▶ [STATED EXERCISE] Check every line of the entries that follow, and copy the ones containing "nearly".

##### DATA PROVIDED #####

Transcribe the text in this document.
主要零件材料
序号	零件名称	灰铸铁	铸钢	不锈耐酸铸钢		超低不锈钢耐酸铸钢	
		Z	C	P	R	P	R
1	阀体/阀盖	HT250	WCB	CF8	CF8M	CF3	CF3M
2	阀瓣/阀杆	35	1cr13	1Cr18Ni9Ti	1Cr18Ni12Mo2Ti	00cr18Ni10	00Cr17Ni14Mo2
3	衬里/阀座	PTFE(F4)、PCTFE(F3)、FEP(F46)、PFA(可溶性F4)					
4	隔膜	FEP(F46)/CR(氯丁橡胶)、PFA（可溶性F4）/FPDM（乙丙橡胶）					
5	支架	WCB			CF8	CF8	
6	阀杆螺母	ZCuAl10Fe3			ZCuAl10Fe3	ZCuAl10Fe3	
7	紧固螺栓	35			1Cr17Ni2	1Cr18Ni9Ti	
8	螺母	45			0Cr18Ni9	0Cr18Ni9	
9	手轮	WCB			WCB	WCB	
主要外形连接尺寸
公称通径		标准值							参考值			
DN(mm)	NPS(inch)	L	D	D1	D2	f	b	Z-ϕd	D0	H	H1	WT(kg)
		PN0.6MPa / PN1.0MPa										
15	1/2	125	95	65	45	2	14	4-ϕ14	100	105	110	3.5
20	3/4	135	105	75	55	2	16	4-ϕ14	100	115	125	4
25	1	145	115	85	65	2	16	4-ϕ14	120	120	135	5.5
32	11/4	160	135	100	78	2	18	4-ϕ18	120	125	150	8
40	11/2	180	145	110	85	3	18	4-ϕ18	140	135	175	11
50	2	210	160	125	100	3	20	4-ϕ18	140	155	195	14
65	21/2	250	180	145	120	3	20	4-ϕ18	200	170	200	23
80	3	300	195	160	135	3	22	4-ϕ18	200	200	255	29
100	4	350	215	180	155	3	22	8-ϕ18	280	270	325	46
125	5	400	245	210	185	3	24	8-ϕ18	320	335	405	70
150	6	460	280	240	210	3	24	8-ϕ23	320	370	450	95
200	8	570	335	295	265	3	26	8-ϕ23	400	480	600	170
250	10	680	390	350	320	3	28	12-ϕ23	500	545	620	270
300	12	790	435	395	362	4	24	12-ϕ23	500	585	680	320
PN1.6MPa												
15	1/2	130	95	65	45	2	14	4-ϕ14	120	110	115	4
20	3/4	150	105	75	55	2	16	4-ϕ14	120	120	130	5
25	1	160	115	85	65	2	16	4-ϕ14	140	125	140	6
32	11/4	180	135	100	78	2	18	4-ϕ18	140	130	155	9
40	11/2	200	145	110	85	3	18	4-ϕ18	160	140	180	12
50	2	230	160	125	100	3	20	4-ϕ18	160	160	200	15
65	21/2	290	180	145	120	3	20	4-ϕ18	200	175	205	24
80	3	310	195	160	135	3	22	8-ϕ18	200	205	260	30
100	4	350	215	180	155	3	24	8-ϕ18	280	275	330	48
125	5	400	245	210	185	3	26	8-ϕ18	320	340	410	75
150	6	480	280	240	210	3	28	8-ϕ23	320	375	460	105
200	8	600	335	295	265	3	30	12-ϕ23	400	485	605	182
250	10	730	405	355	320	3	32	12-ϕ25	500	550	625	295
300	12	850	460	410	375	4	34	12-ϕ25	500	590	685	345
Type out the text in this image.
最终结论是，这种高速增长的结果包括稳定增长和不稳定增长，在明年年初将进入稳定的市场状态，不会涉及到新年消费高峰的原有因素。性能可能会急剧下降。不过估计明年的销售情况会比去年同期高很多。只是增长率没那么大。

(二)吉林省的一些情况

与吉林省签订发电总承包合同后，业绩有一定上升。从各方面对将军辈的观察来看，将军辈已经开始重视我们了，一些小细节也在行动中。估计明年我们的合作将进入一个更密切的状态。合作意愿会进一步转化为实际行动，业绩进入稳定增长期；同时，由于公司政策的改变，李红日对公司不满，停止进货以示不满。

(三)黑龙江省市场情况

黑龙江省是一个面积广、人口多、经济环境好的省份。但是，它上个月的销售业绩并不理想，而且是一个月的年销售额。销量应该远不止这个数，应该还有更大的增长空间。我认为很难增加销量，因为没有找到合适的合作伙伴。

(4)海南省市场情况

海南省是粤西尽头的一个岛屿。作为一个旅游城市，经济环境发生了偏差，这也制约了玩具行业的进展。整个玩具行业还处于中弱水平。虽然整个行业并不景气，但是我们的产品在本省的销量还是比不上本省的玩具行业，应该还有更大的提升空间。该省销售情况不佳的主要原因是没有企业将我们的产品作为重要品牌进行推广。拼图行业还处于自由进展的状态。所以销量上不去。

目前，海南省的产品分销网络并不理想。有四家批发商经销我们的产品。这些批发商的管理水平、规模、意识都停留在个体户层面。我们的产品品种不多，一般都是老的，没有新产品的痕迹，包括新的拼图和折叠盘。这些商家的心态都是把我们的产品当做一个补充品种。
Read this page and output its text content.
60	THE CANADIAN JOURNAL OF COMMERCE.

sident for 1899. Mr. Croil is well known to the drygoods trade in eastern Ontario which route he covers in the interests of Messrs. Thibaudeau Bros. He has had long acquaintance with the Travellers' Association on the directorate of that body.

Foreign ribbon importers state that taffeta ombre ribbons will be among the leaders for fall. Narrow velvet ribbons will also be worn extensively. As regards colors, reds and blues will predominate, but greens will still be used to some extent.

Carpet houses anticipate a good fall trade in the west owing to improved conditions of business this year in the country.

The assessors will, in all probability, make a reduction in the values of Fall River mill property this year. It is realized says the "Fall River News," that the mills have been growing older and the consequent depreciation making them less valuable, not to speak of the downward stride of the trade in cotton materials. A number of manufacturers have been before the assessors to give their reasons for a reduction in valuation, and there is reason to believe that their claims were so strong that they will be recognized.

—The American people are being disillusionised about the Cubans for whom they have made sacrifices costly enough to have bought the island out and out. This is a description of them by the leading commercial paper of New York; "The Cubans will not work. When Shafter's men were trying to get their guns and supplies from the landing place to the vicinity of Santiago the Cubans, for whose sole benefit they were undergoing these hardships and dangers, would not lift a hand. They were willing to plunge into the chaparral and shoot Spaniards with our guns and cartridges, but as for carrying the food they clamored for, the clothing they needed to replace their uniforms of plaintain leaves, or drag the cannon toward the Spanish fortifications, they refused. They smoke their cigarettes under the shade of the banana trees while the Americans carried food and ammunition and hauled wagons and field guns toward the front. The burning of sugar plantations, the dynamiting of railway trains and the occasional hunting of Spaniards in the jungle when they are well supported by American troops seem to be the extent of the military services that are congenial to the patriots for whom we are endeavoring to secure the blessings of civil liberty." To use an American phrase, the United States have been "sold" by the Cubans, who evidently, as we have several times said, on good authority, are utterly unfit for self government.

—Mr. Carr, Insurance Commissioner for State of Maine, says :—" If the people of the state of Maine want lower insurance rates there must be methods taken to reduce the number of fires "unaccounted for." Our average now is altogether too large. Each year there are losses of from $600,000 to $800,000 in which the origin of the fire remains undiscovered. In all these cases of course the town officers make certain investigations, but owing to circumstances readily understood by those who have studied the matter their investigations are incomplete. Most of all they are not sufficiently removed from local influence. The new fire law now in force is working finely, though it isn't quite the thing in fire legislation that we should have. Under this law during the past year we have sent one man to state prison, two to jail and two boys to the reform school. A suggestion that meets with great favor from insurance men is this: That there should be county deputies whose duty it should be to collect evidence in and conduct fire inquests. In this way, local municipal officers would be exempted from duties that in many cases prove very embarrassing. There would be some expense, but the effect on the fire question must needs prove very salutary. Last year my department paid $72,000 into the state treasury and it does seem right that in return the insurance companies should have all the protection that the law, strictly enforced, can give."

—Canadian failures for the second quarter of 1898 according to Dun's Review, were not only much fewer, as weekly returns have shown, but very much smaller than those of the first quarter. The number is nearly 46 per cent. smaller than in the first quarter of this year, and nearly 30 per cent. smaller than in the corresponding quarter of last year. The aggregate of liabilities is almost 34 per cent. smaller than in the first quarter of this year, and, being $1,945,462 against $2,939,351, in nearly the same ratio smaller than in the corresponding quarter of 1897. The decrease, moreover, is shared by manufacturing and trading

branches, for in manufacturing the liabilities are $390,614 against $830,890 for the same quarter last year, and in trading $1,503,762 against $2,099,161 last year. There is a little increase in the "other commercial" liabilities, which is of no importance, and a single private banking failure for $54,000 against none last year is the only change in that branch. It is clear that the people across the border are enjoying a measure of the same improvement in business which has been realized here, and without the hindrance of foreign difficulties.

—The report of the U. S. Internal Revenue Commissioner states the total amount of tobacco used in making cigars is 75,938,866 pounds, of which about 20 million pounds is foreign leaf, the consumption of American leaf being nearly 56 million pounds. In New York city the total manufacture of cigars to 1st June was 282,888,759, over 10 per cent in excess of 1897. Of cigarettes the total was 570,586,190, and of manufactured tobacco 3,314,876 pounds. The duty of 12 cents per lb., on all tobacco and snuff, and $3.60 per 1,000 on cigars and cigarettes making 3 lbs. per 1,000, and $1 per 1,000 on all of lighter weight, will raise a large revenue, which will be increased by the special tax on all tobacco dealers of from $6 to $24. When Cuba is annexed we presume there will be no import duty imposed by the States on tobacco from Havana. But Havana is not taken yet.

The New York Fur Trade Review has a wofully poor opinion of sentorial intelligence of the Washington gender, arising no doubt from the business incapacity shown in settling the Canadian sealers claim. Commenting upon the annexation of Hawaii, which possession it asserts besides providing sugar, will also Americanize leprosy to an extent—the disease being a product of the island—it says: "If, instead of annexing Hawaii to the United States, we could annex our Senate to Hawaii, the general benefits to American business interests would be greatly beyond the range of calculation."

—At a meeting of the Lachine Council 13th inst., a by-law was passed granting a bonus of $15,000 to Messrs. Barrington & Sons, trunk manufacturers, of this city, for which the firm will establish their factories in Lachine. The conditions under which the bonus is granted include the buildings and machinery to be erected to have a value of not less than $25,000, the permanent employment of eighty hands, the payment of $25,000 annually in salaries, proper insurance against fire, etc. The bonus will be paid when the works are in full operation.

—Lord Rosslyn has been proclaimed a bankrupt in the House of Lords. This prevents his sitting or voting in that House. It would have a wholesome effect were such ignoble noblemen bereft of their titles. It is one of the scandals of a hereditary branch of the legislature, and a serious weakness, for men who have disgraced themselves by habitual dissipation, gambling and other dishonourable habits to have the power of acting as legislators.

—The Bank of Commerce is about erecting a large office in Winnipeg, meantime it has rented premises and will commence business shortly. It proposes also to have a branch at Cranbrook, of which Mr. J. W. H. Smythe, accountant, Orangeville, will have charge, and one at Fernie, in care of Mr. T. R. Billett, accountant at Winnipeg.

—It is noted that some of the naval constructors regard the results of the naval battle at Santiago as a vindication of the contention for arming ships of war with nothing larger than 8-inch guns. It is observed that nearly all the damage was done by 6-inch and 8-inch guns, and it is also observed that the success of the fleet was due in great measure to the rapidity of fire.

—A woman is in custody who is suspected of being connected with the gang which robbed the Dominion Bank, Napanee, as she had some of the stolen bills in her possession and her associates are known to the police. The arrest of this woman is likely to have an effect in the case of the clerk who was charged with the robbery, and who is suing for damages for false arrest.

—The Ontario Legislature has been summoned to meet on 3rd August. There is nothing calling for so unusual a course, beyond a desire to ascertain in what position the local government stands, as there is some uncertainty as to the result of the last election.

#####

▶ [WORKED SOLUTION]
—Canadian failures for the second quarter of 1898 according to Dun's Review, were not only much fewer, as weekly returns have shown, but very much smaller than those of the first quarter. The number is nearly 46 per cent. smaller than in the first quarter of this year, and nearly 30 per cent. smaller than in the corresponding quarter of last year. The aggregate of liabilities is almost 34 per cent. smaller than in the first quarter of this year, and, being $1,945,462 against $2,939,351, in nearly the same ratio smaller than in the corresponding quarter of 1897. The decrease, moreover, is shared by manufacturing and trading
—The report of the U. S. Internal Revenue Commissioner states the total amount of tobacco used in making cigars is 75,938,866 pounds, of which about 20 million pounds is foreign leaf, the consumption of American leaf being nearly 56 million pounds. In New York city the total manufacture of cigars to 1st June was 282,888,759, over 10 per cent in excess of 1897. Of cigarettes the total was 570,586,190, and of manufactured tobacco 3,314,876 pounds. The duty of 12 cents per lb., on all tobacco and snuff, and $3.60 per 1,000 on cigars and cigarettes making 3 lbs. per 1,000, and $1 per 1,000 on all of lighter weight, will raise a large revenue, which will be increased by the special tax on all tobacco dealers of from $6 to $24. When Cuba is annexed we presume there will be no import duty imposed by the States on tobacco from Havana. But Havana is not taken yet.
—It is noted that some of the naval constructors regard the results of the naval battle at Santiago as a vindication of the contention for arming ships of war with nothing larger than 8-inch guns. It is observed that nearly all the damage was done by 6-inch and 8-inch guns, and it is also observed that the success of the fleet was due in great measure to the rapidity of fire.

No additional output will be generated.